▶ EXERCISE TASK
Search the material for the word "ruqidev" and copy each line that holds it.

************

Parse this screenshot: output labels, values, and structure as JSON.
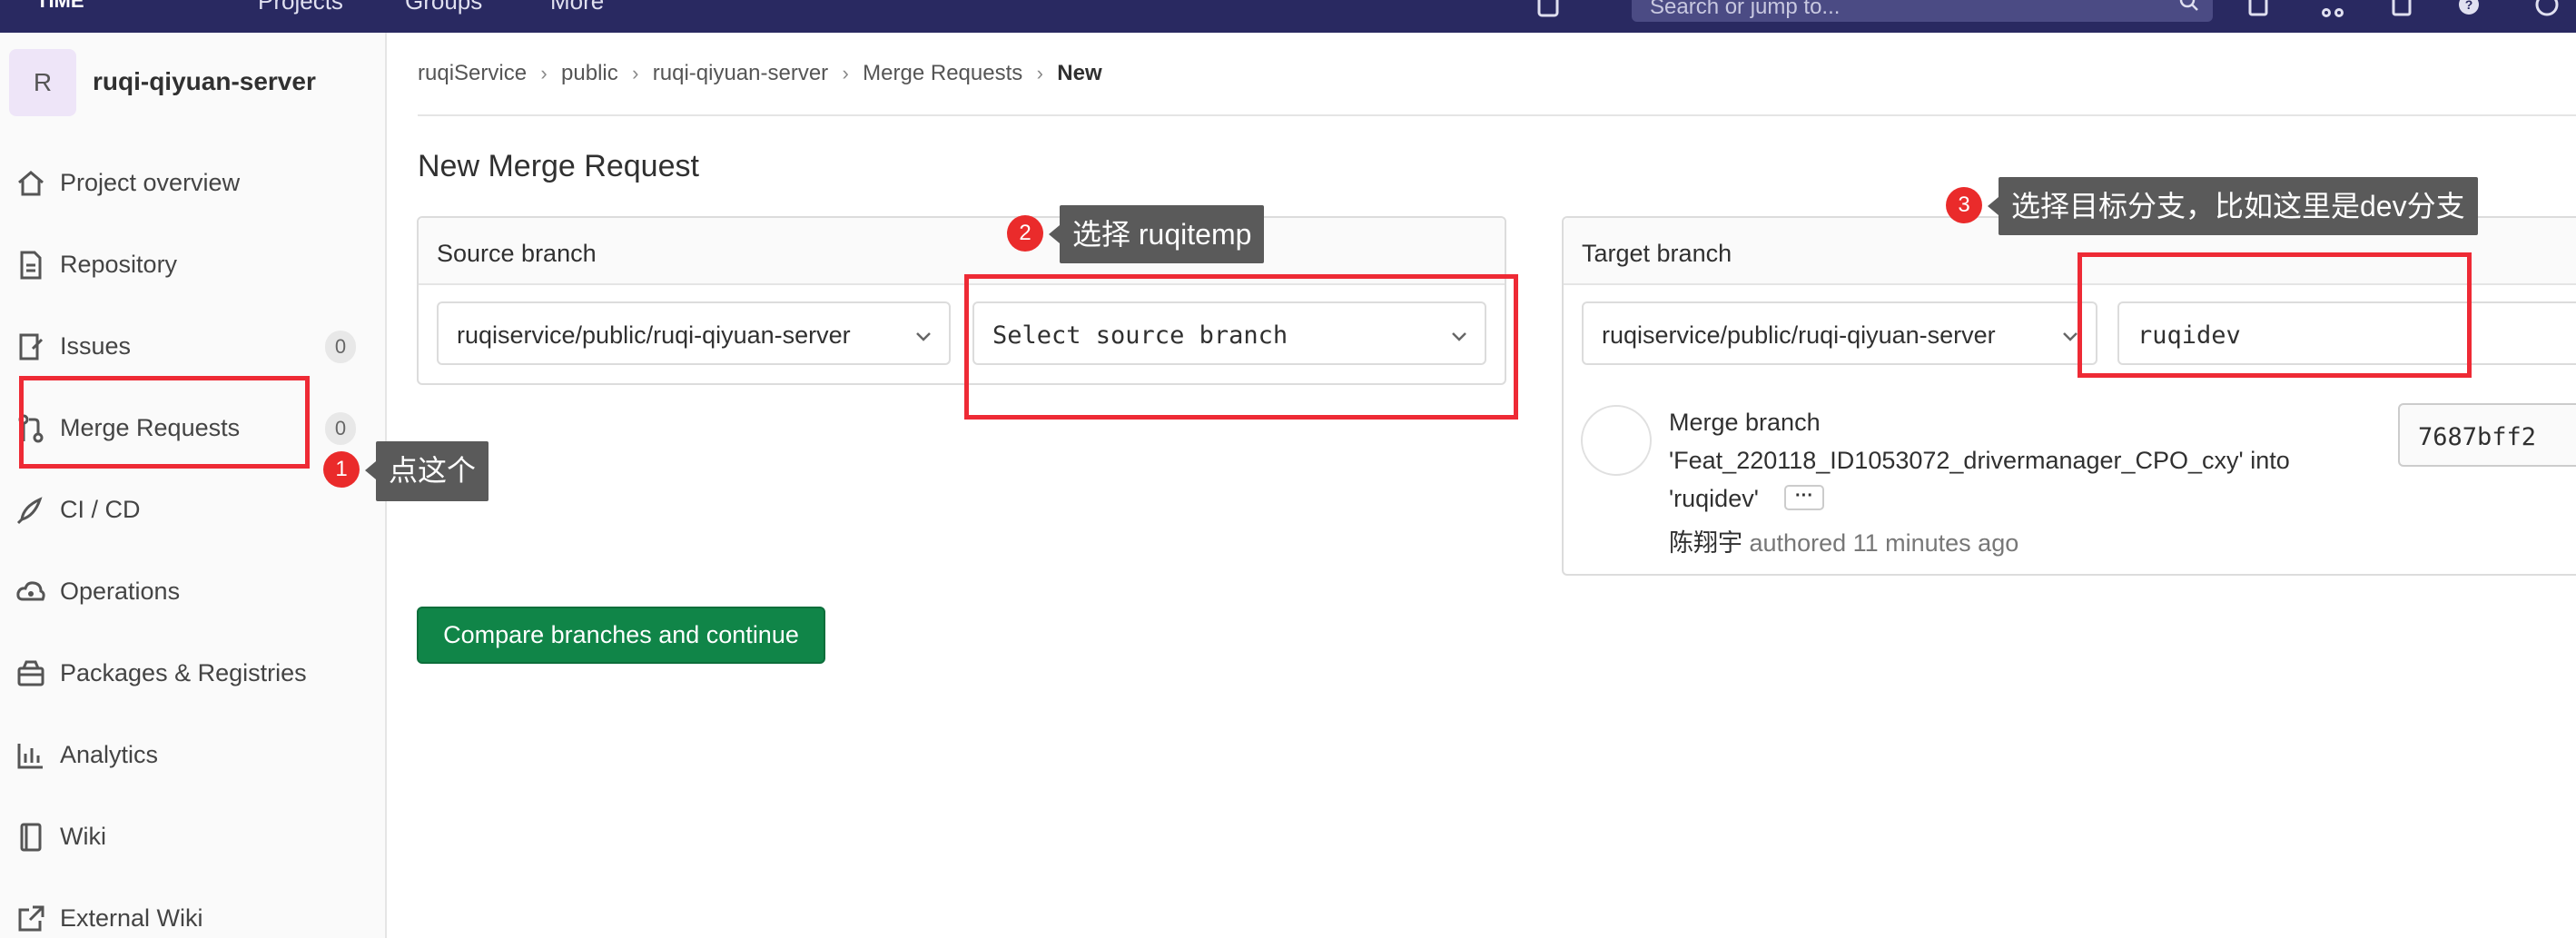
{
  "topbar": {
    "logo": "TIME",
    "nav_links": [
      "Projects",
      "Groups",
      "More"
    ],
    "search_placeholder": "Search or jump to..."
  },
  "sidebar": {
    "avatar_letter": "R",
    "project_name": "ruqi-qiyuan-server",
    "items": [
      {
        "label": "Project overview",
        "icon": "home-icon"
      },
      {
        "label": "Repository",
        "icon": "document-icon"
      },
      {
        "label": "Issues",
        "icon": "issues-icon",
        "badge": "0"
      },
      {
        "label": "Merge Requests",
        "icon": "merge-request-icon",
        "badge": "0"
      },
      {
        "label": "CI / CD",
        "icon": "rocket-icon"
      },
      {
        "label": "Operations",
        "icon": "cloud-gear-icon"
      },
      {
        "label": "Packages & Registries",
        "icon": "package-icon"
      },
      {
        "label": "Analytics",
        "icon": "chart-icon"
      },
      {
        "label": "Wiki",
        "icon": "book-icon"
      },
      {
        "label": "External Wiki",
        "icon": "external-link-icon"
      }
    ]
  },
  "breadcrumb": [
    "ruqiService",
    "public",
    "ruqi-qiyuan-server",
    "Merge Requests",
    "New"
  ],
  "page_title": "New Merge Request",
  "source": {
    "title": "Source branch",
    "project": "ruqiservice/public/ruqi-qiyuan-server",
    "branch_placeholder": "Select source branch"
  },
  "target": {
    "title": "Target branch",
    "project": "ruqiservice/public/ruqi-qiyuan-server",
    "branch": "ruqidev"
  },
  "commit": {
    "title_line1": "Merge branch",
    "title_line2": "'Feat_220118_ID1053072_drivermanager_CPO_cxy' into",
    "title_line3": "'ruqidev'",
    "ellipsis": "···",
    "author": "陈翔宇",
    "authored_text": "authored 11 minutes ago",
    "sha": "7687bff2"
  },
  "compare_button": "Compare branches and continue",
  "annotations": [
    {
      "number": "1",
      "text": "点这个"
    },
    {
      "number": "2",
      "text": "选择 ruqitemp"
    },
    {
      "number": "3",
      "text": "选择目标分支，比如这里是dev分支"
    }
  ],
  "colors": {
    "navbar": "#292961",
    "primary_button": "#108548",
    "annotation_red": "#ee2a35",
    "tooltip_bg": "#5a5a5a"
  }
}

************

▶ WRITTEN SOLUTION
    "branch": "ruqidev"
    "title_line3": "'ruqidev'",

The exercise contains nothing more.